Data items
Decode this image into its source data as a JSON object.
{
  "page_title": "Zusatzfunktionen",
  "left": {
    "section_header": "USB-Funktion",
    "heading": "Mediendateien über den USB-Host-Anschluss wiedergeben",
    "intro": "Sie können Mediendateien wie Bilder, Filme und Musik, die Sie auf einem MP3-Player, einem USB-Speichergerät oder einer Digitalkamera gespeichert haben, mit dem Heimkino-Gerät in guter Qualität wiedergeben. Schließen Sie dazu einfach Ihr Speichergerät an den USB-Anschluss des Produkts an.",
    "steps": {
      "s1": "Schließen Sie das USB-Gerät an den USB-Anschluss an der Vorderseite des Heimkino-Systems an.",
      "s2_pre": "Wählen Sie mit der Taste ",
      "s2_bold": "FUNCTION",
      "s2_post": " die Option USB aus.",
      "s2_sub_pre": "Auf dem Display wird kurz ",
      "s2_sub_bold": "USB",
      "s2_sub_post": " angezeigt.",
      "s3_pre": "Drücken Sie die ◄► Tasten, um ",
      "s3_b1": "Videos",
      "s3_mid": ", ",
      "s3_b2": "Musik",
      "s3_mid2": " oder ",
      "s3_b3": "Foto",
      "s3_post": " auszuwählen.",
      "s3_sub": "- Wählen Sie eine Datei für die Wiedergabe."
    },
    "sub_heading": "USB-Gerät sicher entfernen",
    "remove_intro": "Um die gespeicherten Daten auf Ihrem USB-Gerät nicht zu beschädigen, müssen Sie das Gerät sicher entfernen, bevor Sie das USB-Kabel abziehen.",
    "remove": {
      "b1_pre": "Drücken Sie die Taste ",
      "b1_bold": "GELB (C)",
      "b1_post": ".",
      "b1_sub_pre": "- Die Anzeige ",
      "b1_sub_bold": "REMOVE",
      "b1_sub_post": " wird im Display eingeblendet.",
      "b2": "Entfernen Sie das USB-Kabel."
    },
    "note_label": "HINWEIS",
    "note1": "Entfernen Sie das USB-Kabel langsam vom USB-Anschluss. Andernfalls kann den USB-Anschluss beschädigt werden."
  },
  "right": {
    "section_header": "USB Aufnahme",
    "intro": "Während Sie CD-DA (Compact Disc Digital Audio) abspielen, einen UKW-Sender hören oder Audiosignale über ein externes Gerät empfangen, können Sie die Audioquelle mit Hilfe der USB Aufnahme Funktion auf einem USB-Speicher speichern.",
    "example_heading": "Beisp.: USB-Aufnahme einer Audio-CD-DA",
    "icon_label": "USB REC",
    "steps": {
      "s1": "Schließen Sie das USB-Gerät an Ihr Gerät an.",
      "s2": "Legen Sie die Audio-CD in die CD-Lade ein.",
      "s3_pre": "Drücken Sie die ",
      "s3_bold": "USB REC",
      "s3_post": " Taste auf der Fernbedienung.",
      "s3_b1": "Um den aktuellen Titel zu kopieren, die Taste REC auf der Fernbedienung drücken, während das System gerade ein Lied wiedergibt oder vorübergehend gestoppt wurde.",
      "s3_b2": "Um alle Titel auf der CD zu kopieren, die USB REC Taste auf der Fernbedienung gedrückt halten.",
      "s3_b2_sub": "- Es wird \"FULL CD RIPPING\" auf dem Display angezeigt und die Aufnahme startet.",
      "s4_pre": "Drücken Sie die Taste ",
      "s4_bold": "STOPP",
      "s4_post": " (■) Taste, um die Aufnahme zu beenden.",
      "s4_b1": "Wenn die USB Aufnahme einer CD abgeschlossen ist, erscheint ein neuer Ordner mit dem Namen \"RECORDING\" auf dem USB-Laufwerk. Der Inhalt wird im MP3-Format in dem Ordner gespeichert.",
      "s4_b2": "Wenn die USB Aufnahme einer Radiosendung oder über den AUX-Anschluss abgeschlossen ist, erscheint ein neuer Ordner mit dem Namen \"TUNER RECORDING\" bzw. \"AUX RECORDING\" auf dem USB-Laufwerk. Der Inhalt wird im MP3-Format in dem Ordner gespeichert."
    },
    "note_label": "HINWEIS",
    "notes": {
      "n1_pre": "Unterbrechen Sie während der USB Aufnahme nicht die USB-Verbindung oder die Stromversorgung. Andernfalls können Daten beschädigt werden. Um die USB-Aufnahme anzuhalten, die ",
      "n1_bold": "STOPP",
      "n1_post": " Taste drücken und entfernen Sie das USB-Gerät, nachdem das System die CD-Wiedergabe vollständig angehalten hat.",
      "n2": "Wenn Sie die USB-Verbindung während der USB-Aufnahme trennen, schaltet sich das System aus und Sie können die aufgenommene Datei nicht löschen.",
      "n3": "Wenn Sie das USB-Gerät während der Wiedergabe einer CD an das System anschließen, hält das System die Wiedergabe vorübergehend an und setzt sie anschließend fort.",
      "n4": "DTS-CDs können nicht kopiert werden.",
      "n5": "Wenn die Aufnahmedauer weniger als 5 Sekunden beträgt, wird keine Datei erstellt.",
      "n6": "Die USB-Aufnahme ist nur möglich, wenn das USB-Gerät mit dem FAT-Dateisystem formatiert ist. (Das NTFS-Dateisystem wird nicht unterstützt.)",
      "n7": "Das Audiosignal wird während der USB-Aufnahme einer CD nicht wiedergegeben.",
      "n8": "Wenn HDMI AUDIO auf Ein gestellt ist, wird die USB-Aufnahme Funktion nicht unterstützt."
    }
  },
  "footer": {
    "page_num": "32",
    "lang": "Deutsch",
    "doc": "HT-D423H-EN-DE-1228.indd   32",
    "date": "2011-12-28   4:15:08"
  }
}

Exercise requirements ::
The data above should be returned exactly as written.

Answer box ::
Decode this image into its source data as a JSON object.
{
  "page_title": "Zusatzfunktionen",
  "left": {
    "section_header": "USB-Funktion",
    "heading": "Mediendateien über den USB-Host-Anschluss wiedergeben",
    "intro": "Sie können Mediendateien wie Bilder, Filme und Musik, die Sie auf einem MP3-Player, einem USB-Speichergerät oder einer Digitalkamera gespeichert haben, mit dem Heimkino-Gerät in guter Qualität wiedergeben. Schließen Sie dazu einfach Ihr Speichergerät an den USB-Anschluss des Produkts an.",
    "steps": {
      "s1": "Schließen Sie das USB-Gerät an den USB-Anschluss an der Vorderseite des Heimkino-Systems an.",
      "s2_pre": "Wählen Sie mit der Taste ",
      "s2_bold": "FUNCTION",
      "s2_post": " die Option USB aus.",
      "s2_sub_pre": "Auf dem Display wird kurz ",
      "s2_sub_bold": "USB",
      "s2_sub_post": " angezeigt.",
      "s3_pre": "Drücken Sie die ◄► Tasten, um ",
      "s3_b1": "Videos",
      "s3_mid": ", ",
      "s3_b2": "Musik",
      "s3_mid2": " oder ",
      "s3_b3": "Foto",
      "s3_post": " auszuwählen.",
      "s3_sub": "- Wählen Sie eine Datei für die Wiedergabe."
    },
    "sub_heading": "USB-Gerät sicher entfernen",
    "remove_intro": "Um die gespeicherten Daten auf Ihrem USB-Gerät nicht zu beschädigen, müssen Sie das Gerät sicher entfernen, bevor Sie das USB-Kabel abziehen.",
    "remove": {
      "b1_pre": "Drücken Sie die Taste ",
      "b1_bold": "GELB (C)",
      "b1_post": ".",
      "b1_sub_pre": "- Die Anzeige ",
      "b1_sub_bold": "REMOVE",
      "b1_sub_post": " wird im Display eingeblendet.",
      "b2": "Entfernen Sie das USB-Kabel."
    },
    "note_label": "HINWEIS",
    "note1": "Entfernen Sie das USB-Kabel langsam vom USB-Anschluss. Andernfalls kann den USB-Anschluss beschädigt werden."
  },
  "right": {
    "section_header": "USB Aufnahme",
    "intro": "Während Sie CD-DA (Compact Disc Digital Audio) abspielen, einen UKW-Sender hören oder Audiosignale über ein externes Gerät empfangen, können Sie die Audioquelle mit Hilfe der USB Aufnahme Funktion auf einem USB-Speicher speichern.",
    "example_heading": "Beisp.: USB-Aufnahme einer Audio-CD-DA",
    "icon_label": "USB REC",
    "steps": {
      "s1": "Schließen Sie das USB-Gerät an Ihr Gerät an.",
      "s2": "Legen Sie die Audio-CD in die CD-Lade ein.",
      "s3_pre": "Drücken Sie die ",
      "s3_bold": "USB REC",
      "s3_post": " Taste auf der Fernbedienung.",
      "s3_b1": "Um den aktuellen Titel zu kopieren, die Taste REC auf der Fernbedienung drücken, während das System gerade ein Lied wiedergibt oder vorübergehend gestoppt wurde.",
      "s3_b2": "Um alle Titel auf der CD zu kopieren, die USB REC Taste auf der Fernbedienung gedrückt halten.",
      "s3_b2_sub": "- Es wird \"FULL CD RIPPING\" auf dem Display angezeigt und die Aufnahme startet.",
      "s4_pre": "Drücken Sie die Taste ",
      "s4_bold": "STOPP",
      "s4_post": " (■) Taste, um die Aufnahme zu beenden.",
      "s4_b1": "Wenn die USB Aufnahme einer CD abgeschlossen ist, erscheint ein neuer Ordner mit dem Namen \"RECORDING\" auf dem USB-Laufwerk. Der Inhalt wird im MP3-Format in dem Ordner gespeichert.",
      "s4_b2": "Wenn die USB Aufnahme einer Radiosendung oder über den AUX-Anschluss abgeschlossen ist, erscheint ein neuer Ordner mit dem Namen \"TUNER RECORDING\" bzw. \"AUX RECORDING\" auf dem USB-Laufwerk. Der Inhalt wird im MP3-Format in dem Ordner gespeichert."
    },
    "note_label": "HINWEIS",
    "notes": {
      "n1_pre": "Unterbrechen Sie während der USB Aufnahme nicht die USB-Verbindung oder die Stromversorgung. Andernfalls können Daten beschädigt werden. Um die USB-Aufnahme anzuhalten, die ",
      "n1_bold": "STOPP",
      "n1_post": " Taste drücken und entfernen Sie das USB-Gerät, nachdem das System die CD-Wiedergabe vollständig angehalten hat.",
      "n2": "Wenn Sie die USB-Verbindung während der USB-Aufnahme trennen, schaltet sich das System aus und Sie können die aufgenommene Datei nicht löschen.",
      "n3": "Wenn Sie das USB-Gerät während der Wiedergabe einer CD an das System anschließen, hält das System die Wiedergabe vorübergehend an und setzt sie anschließend fort.",
      "n4": "DTS-CDs können nicht kopiert werden.",
      "n5": "Wenn die Aufnahmedauer weniger als 5 Sekunden beträgt, wird keine Datei erstellt.",
      "n6": "Die USB-Aufnahme ist nur möglich, wenn das USB-Gerät mit dem FAT-Dateisystem formatiert ist. (Das NTFS-Dateisystem wird nicht unterstützt.)",
      "n7": "Das Audiosignal wird während der USB-Aufnahme einer CD nicht wiedergegeben.",
      "n8": "Wenn HDMI AUDIO auf Ein gestellt ist, wird die USB-Aufnahme Funktion nicht unterstützt."
    }
  },
  "footer": {
    "page_num": "32",
    "lang": "Deutsch",
    "doc": "HT-D423H-EN-DE-1228.indd   32",
    "date": "2011-12-28   4:15:08"
  }
}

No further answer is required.